**Task prompt:**
Your copy of the material below should match it exactly, except that it holds no pictures.
----- Data to process -----
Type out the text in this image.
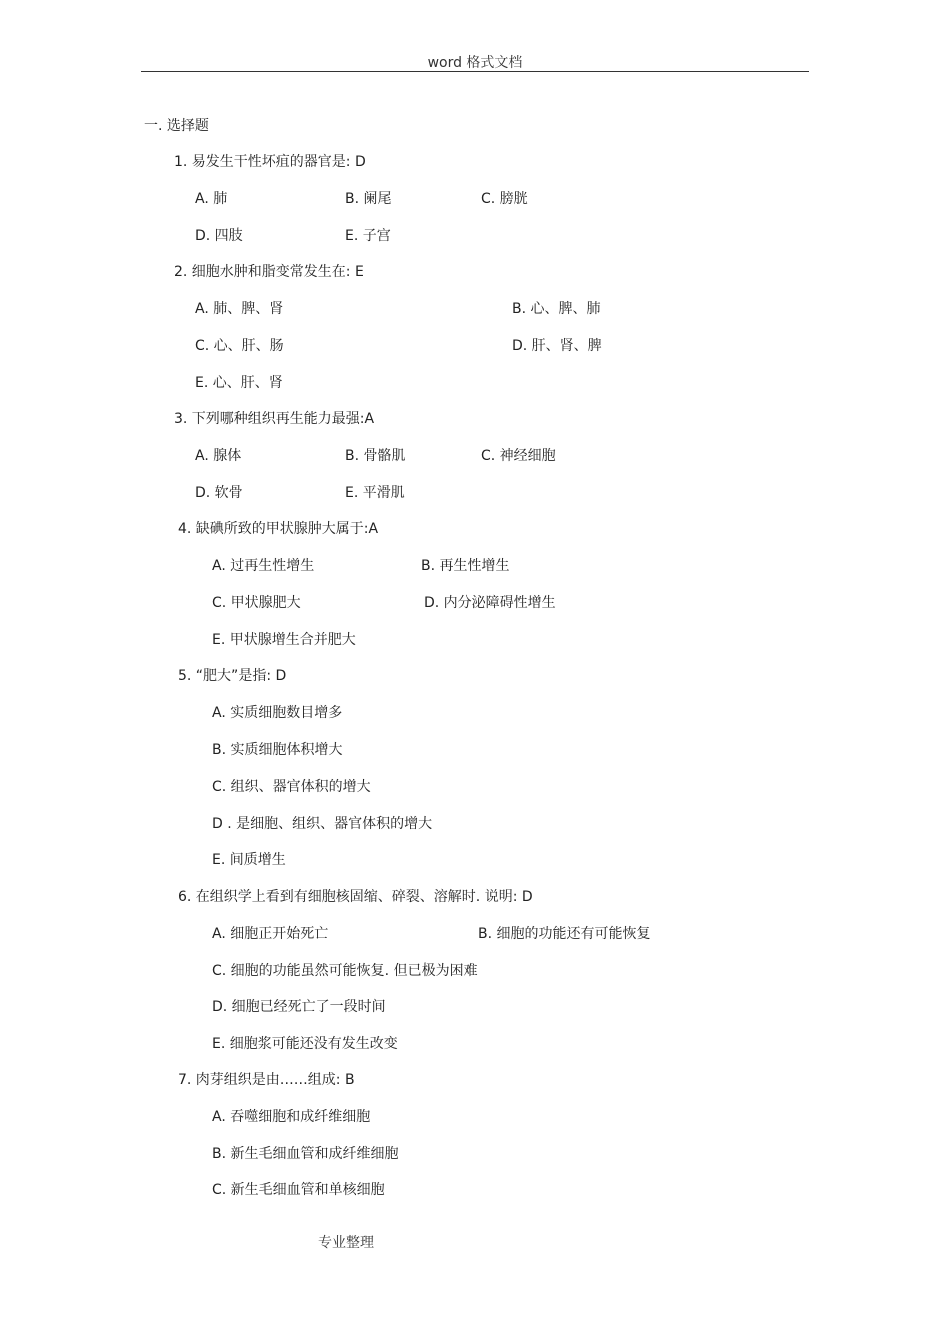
word 格式文档
一. 选择题
1. 易发生干性坏疽的器官是: D
A. 肺	B. 阑尾	C. 膀胱
D. 四肢	E. 子宫
2. 细胞水肿和脂变常发生在: E
A. 肺、脾、肾	B. 心、脾、肺
C. 心、肝、肠	D. 肝、肾、脾
E. 心、肝、肾
3. 下列哪种组织再生能力最强:A
A. 腺体	B. 骨骼肌	C. 神经细胞
D. 软骨	E. 平滑肌
4. 缺碘所致的甲状腺肿大属于:A
A. 过再生性增生	B. 再生性增生
C. 甲状腺肥大	D. 内分泌障碍性增生
E. 甲状腺增生合并肥大
5. “肥大”是指: D
A. 实质细胞数目增多
B. 实质细胞体积增大
C. 组织、器官体积的增大
D . 是细胞、组织、器官体积的增大
E. 间质增生
6. 在组织学上看到有细胞核固缩、碎裂、溶解时. 说明: D
A. 细胞正开始死亡	B. 细胞的功能还有可能恢复
C. 细胞的功能虽然可能恢复. 但已极为困难
D. 细胞已经死亡了一段时间
E. 细胞浆可能还没有发生改变
7. 肉芽组织是由……组成: B
A. 吞噬细胞和成纤维细胞
B. 新生毛细血管和成纤维细胞
C. 新生毛细血管和单核细胞
专业整理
-----
**Response:**
Type out the text in this image.
word 格式文档
一. 选择题
1. 易发生干性坏疽的器官是: D
A. 肺	B. 阑尾	C. 膀胱
D. 四肢	E. 子宫
2. 细胞水肿和脂变常发生在: E
A. 肺、脾、肾	B. 心、脾、肺
C. 心、肝、肠	D. 肝、肾、脾
E. 心、肝、肾
3. 下列哪种组织再生能力最强:A
A. 腺体	B. 骨骼肌	C. 神经细胞
D. 软骨	E. 平滑肌
4. 缺碘所致的甲状腺肿大属于:A
A. 过再生性增生	B. 再生性增生
C. 甲状腺肥大	D. 内分泌障碍性增生
E. 甲状腺增生合并肥大
5. “肥大”是指: D
A. 实质细胞数目增多
B. 实质细胞体积增大
C. 组织、器官体积的增大
D . 是细胞、组织、器官体积的增大
E. 间质增生
6. 在组织学上看到有细胞核固缩、碎裂、溶解时. 说明: D
A. 细胞正开始死亡	B. 细胞的功能还有可能恢复
C. 细胞的功能虽然可能恢复. 但已极为困难
D. 细胞已经死亡了一段时间
E. 细胞浆可能还没有发生改变
7. 肉芽组织是由……组成: B
A. 吞噬细胞和成纤维细胞
B. 新生毛细血管和成纤维细胞
C. 新生毛细血管和单核细胞
专业整理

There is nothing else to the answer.